Data extracted from a collection:
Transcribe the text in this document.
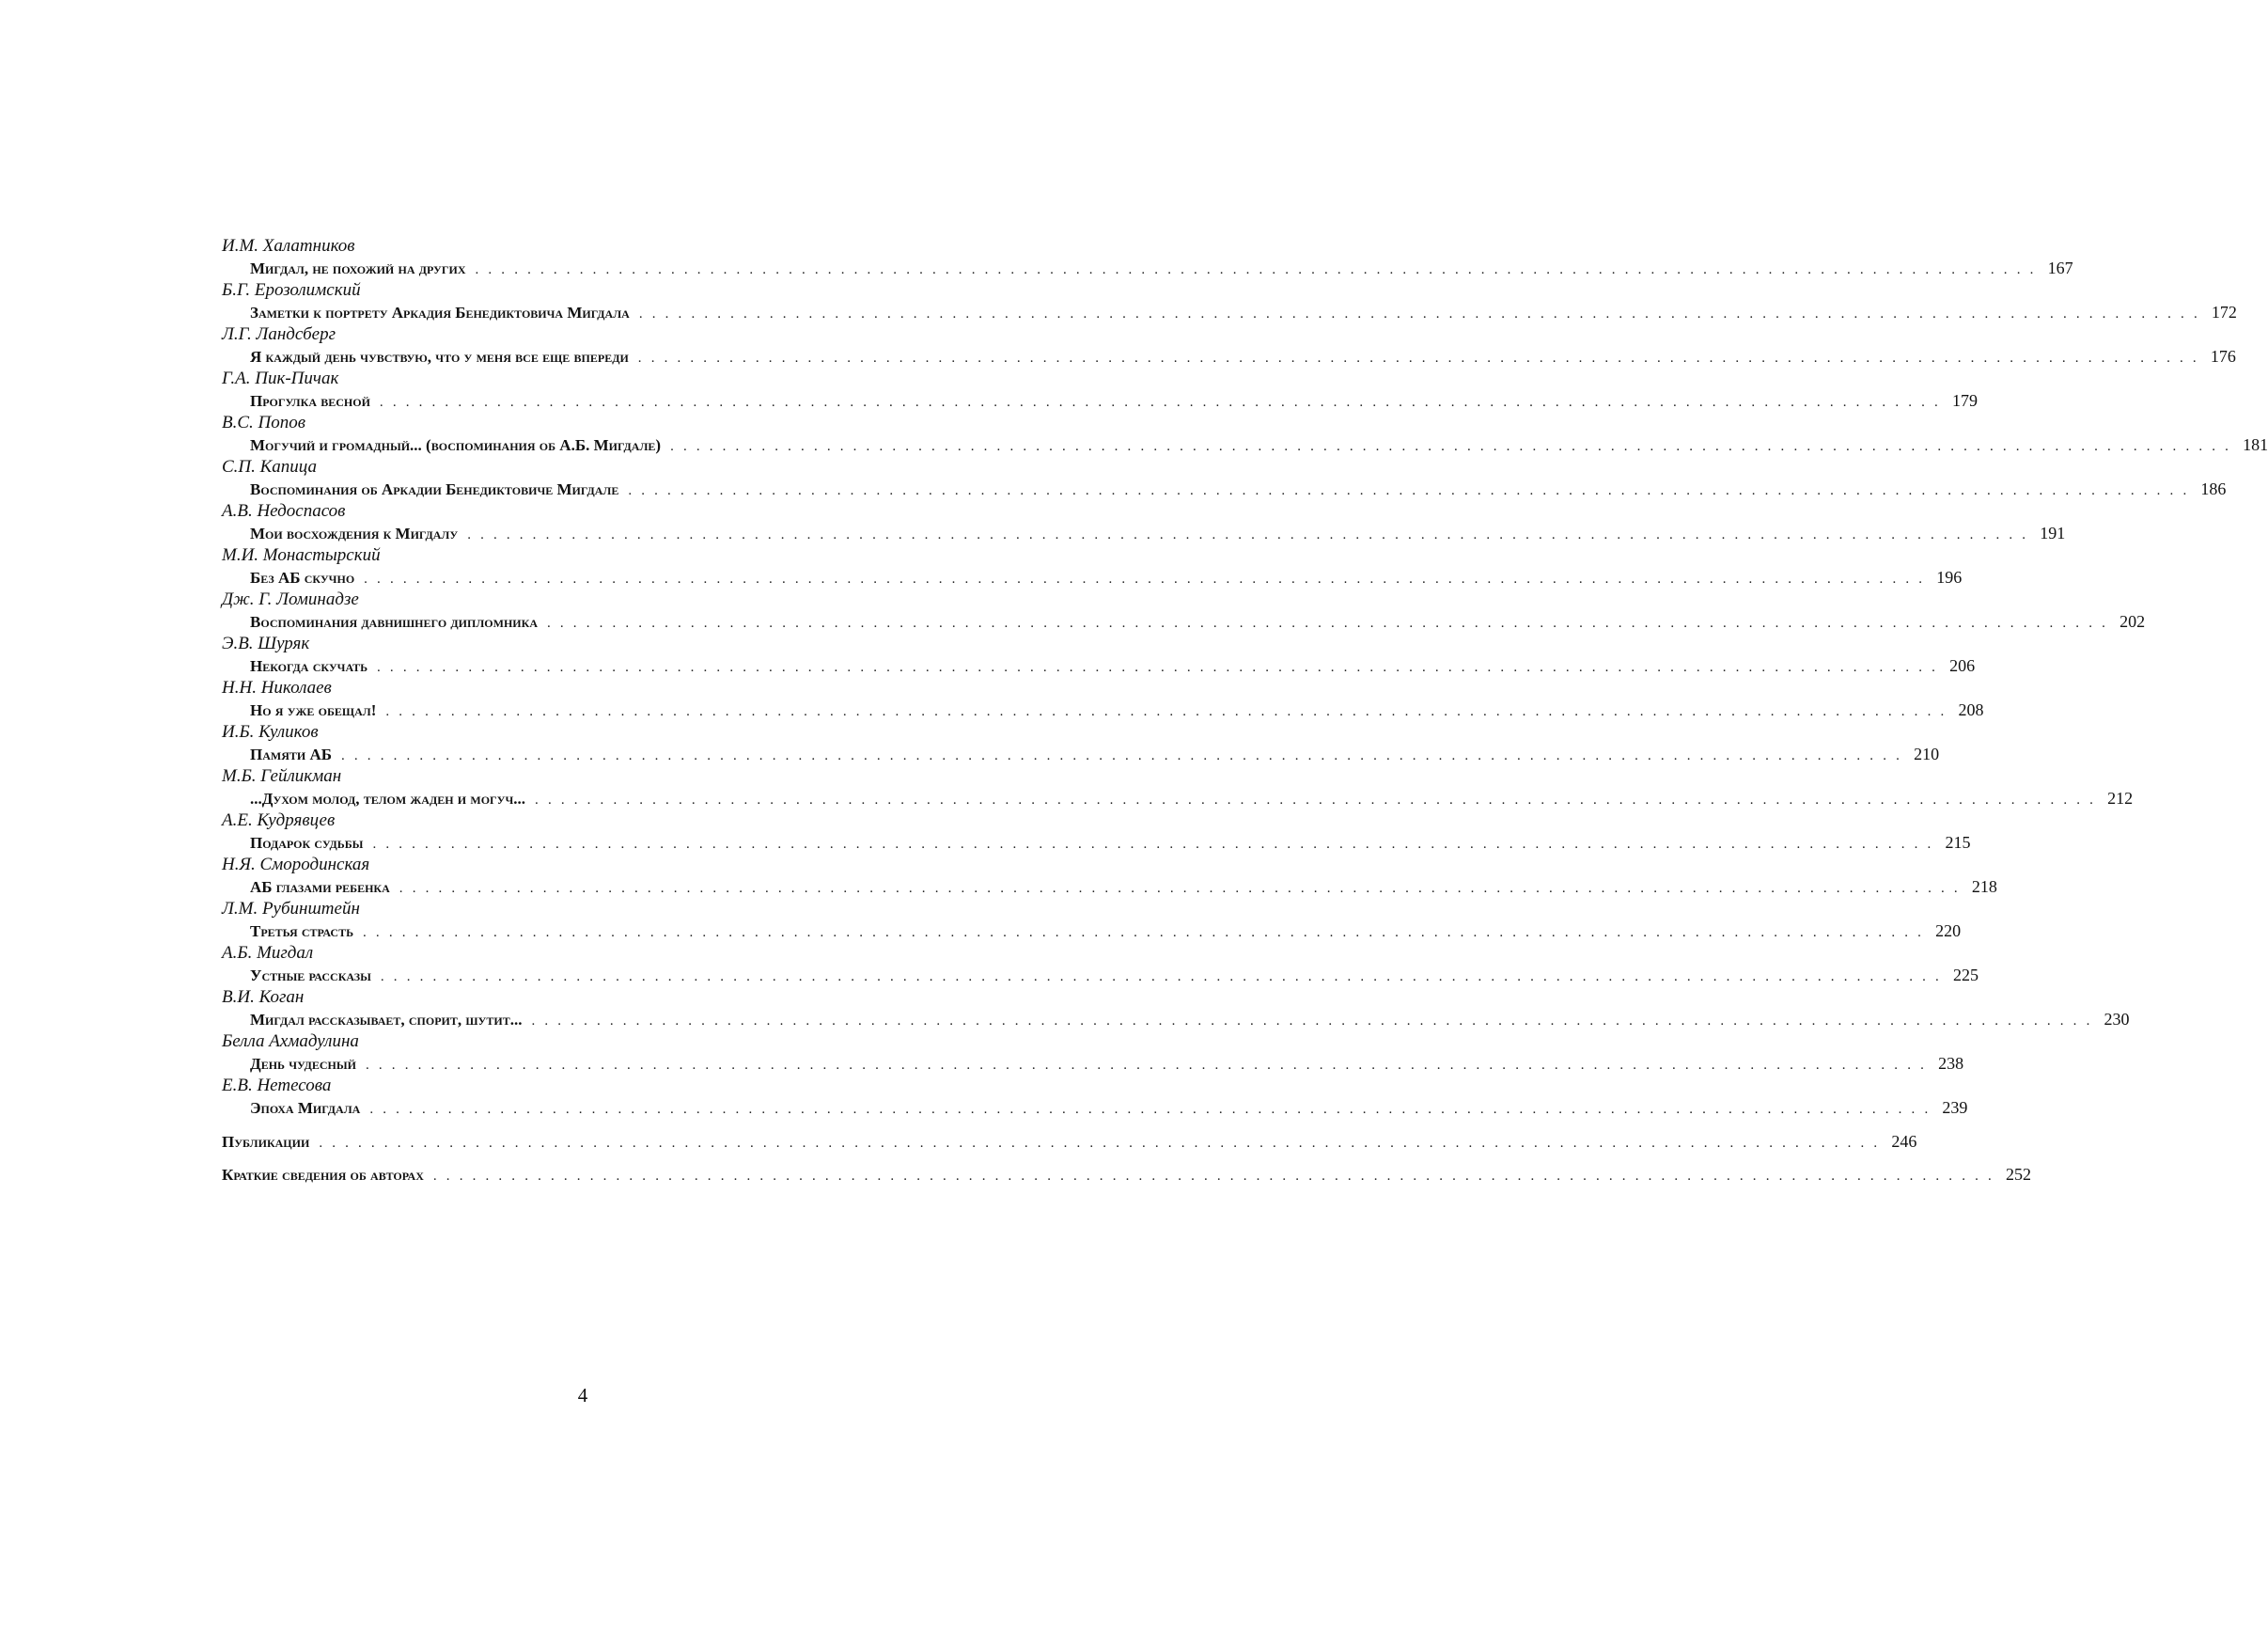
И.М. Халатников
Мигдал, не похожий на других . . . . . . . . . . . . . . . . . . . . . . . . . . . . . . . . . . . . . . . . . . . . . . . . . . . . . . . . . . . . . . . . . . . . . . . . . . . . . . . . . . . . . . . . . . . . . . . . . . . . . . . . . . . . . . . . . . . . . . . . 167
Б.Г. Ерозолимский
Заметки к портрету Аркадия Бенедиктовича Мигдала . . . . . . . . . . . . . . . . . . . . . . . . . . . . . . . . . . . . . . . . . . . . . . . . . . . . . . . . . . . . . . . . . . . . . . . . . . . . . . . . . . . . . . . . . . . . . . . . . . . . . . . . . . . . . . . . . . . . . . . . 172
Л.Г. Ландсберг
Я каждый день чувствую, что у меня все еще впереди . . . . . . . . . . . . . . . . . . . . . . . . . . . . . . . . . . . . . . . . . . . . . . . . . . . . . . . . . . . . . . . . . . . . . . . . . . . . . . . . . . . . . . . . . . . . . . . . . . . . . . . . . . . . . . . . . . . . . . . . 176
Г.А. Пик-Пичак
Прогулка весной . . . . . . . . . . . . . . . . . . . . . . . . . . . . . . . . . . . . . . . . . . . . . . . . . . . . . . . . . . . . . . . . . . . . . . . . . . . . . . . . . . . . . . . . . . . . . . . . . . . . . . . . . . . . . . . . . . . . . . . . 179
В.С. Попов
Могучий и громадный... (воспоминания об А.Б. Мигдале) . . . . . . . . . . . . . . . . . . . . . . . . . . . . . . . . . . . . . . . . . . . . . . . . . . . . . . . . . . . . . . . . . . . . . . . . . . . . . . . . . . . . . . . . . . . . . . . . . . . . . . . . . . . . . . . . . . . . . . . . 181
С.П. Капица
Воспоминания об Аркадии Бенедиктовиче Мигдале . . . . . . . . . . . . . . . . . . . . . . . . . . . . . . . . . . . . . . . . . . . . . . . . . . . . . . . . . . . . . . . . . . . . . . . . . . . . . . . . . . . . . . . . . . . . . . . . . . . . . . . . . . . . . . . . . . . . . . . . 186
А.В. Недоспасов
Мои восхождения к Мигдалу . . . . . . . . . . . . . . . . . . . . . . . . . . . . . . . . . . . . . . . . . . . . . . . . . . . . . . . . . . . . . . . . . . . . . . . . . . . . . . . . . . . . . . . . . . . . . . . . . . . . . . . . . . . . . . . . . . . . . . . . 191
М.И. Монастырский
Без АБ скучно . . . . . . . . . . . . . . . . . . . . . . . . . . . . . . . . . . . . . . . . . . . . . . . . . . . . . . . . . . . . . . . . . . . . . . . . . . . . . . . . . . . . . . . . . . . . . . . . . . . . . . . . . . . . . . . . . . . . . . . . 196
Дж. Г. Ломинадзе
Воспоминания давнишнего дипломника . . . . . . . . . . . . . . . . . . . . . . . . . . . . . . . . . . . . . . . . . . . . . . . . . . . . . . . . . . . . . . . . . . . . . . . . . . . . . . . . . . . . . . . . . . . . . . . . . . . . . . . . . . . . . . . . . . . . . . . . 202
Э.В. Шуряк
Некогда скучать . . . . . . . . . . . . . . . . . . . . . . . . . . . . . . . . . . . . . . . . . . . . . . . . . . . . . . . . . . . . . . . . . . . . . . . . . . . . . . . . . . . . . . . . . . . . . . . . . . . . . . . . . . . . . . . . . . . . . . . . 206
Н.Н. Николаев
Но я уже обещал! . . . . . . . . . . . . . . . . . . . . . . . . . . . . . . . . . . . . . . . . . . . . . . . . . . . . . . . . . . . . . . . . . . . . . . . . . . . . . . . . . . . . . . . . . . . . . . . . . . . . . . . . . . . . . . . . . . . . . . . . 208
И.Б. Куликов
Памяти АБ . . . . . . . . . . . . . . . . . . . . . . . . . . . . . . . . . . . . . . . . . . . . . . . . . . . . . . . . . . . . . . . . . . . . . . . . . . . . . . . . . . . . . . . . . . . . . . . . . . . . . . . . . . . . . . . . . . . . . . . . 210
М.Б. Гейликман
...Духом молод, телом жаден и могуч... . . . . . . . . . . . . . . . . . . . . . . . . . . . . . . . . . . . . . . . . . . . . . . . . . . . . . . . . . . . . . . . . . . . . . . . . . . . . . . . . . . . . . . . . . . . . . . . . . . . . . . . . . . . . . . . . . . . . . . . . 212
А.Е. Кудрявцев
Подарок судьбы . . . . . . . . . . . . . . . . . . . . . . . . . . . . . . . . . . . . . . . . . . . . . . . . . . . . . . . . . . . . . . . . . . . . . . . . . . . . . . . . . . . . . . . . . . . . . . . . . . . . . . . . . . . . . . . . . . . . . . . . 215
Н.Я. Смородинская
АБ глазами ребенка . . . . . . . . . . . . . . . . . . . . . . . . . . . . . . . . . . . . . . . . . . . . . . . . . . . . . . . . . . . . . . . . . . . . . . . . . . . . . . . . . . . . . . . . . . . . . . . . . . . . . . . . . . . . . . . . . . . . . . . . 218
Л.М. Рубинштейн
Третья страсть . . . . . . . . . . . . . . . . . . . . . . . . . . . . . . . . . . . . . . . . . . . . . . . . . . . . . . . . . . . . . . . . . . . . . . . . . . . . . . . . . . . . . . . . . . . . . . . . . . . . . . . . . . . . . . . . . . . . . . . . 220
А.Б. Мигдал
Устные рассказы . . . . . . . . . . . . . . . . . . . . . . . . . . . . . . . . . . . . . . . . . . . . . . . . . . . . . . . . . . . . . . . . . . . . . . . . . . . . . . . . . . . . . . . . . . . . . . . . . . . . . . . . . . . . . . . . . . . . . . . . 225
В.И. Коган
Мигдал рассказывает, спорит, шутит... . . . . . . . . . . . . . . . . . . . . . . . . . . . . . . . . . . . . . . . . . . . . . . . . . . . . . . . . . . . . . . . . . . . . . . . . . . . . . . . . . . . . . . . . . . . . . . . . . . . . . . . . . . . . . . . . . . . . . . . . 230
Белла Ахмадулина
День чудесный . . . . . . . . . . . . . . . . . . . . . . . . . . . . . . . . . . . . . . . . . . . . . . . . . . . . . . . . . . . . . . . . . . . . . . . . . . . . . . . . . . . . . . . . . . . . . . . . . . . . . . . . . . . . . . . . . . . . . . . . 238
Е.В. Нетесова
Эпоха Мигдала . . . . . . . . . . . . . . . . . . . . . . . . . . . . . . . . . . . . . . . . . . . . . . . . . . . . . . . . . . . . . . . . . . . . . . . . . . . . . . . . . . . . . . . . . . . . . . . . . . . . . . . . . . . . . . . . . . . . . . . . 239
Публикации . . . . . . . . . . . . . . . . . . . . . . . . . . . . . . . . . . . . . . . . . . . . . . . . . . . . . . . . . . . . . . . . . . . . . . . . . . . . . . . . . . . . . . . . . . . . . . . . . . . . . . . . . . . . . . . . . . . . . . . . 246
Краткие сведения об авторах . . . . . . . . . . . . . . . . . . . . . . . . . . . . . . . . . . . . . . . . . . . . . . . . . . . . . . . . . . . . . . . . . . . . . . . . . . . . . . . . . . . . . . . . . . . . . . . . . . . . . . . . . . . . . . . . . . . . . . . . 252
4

Exercise instructions - Collect the lines of the data that carry the word "Мигдале".

Exercise result -
Могучий и громадный... (воспоминания об А.Б. Мигдале) . . . . . . . . . . . . . . . . . . . . . . . . . . . . . . . . . . . . . . . . . . . . . . . . . . . . . . . . . . . . . . . . . . . . . . . . . . . . . . . . . . . . . . . . . . . . . . . . . . . . . . . . . . . . . . . . . . . . . . . . 181
Воспоминания об Аркадии Бенедиктовиче Мигдале . . . . . . . . . . . . . . . . . . . . . . . . . . . . . . . . . . . . . . . . . . . . . . . . . . . . . . . . . . . . . . . . . . . . . . . . . . . . . . . . . . . . . . . . . . . . . . . . . . . . . . . . . . . . . . . . . . . . . . . . 186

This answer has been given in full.